▸ **PROBLEM TO SOLVE**
Reply with only the number of lines that contain the string "werden".

▸ **DATASET ENTRIES**
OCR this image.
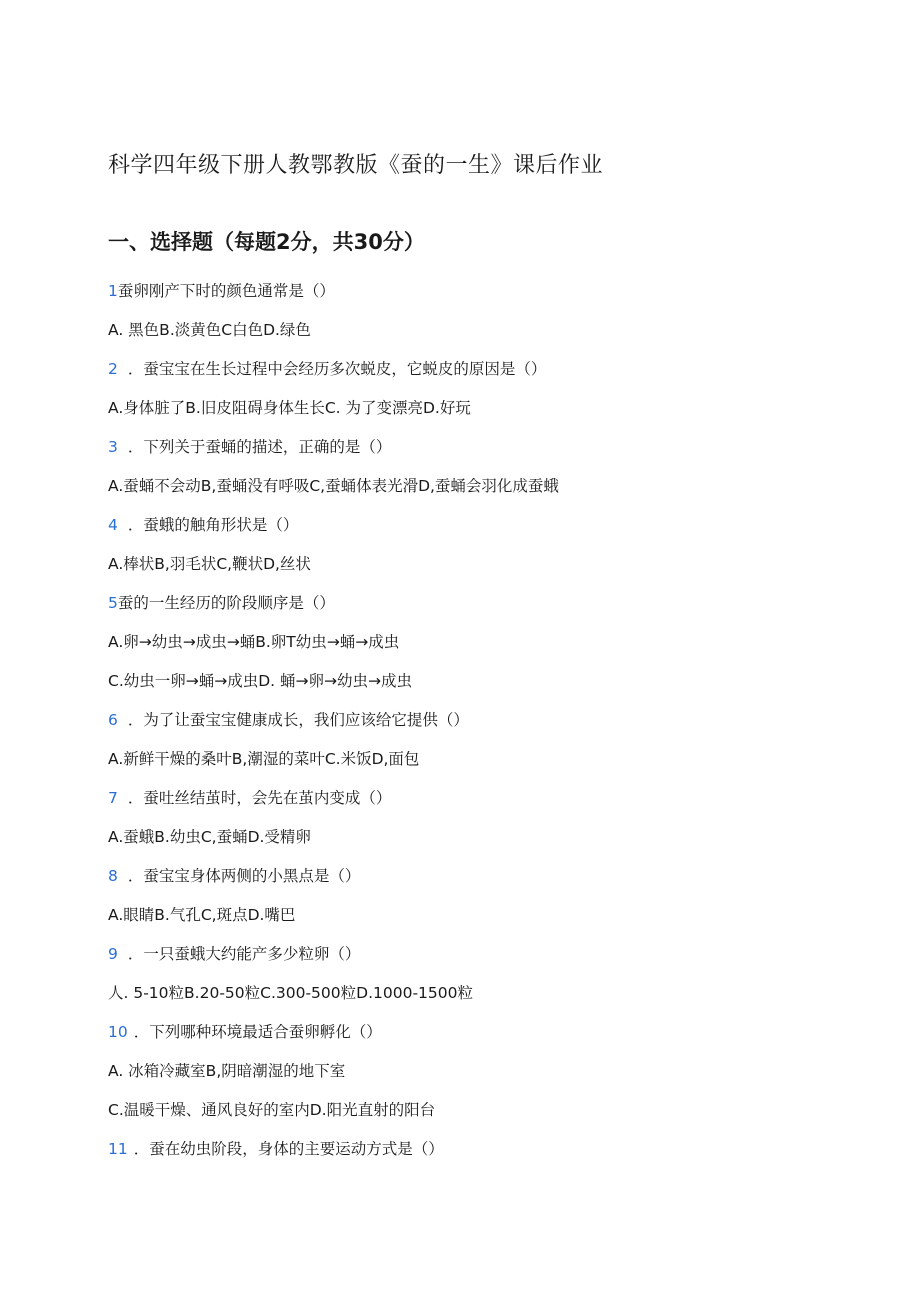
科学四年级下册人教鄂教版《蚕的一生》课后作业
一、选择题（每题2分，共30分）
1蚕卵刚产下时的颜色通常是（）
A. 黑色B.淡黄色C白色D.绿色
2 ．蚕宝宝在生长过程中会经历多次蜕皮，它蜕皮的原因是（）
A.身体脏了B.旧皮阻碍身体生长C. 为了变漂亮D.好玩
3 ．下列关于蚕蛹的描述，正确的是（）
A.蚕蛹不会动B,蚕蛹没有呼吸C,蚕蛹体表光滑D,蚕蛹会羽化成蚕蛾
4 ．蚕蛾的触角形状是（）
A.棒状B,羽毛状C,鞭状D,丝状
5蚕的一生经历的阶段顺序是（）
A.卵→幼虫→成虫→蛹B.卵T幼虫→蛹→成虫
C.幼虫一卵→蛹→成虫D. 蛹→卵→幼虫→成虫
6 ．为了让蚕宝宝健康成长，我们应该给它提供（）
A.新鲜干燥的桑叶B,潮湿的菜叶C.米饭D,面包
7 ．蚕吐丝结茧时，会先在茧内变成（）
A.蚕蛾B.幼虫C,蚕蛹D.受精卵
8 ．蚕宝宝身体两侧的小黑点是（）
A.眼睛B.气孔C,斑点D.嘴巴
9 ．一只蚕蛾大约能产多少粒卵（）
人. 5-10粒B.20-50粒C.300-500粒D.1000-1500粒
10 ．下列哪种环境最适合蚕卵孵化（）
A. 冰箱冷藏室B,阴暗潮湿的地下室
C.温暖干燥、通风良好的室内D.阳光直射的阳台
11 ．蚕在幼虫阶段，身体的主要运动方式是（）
==
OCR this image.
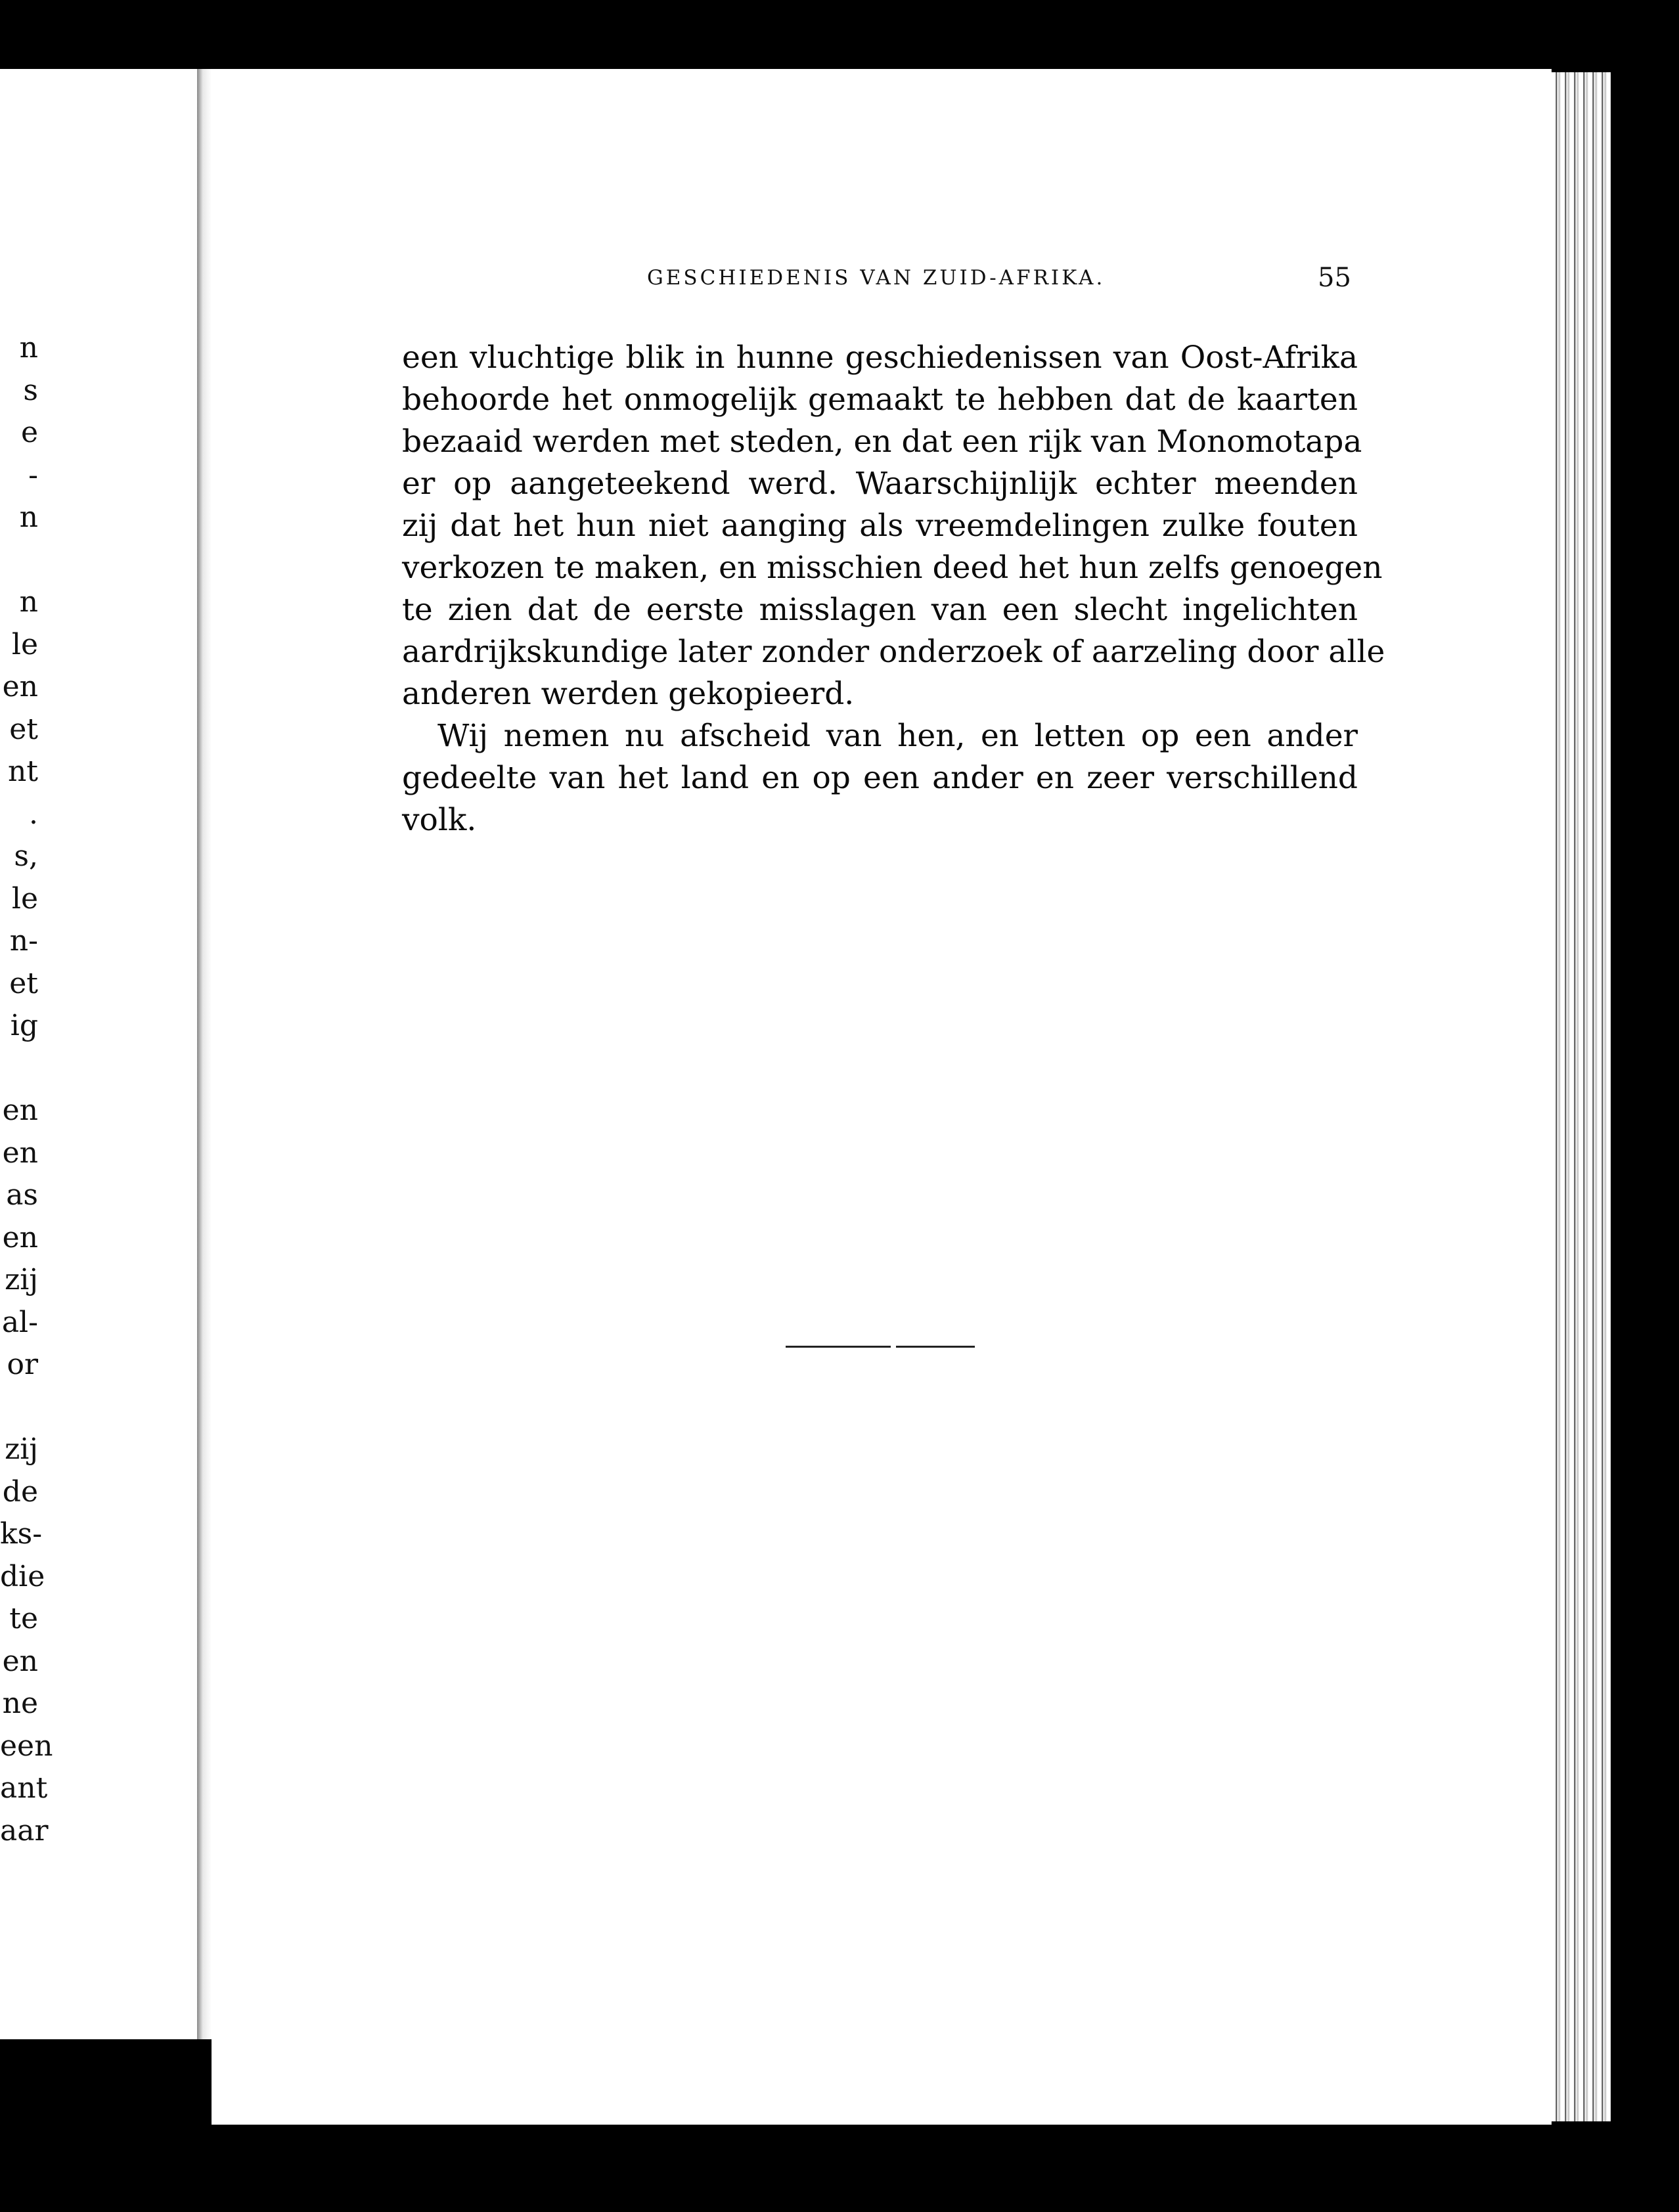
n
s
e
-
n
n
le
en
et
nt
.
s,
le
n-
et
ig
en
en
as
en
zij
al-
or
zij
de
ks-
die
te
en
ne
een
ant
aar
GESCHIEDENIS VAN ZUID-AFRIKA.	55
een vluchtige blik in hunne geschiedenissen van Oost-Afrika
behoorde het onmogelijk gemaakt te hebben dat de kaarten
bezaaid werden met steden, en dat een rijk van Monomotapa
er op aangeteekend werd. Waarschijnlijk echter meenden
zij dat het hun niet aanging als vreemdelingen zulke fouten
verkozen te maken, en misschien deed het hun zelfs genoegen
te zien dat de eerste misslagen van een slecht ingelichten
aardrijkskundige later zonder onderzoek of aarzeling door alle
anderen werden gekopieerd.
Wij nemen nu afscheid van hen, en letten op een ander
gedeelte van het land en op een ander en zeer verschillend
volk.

▸ **REPLY**
2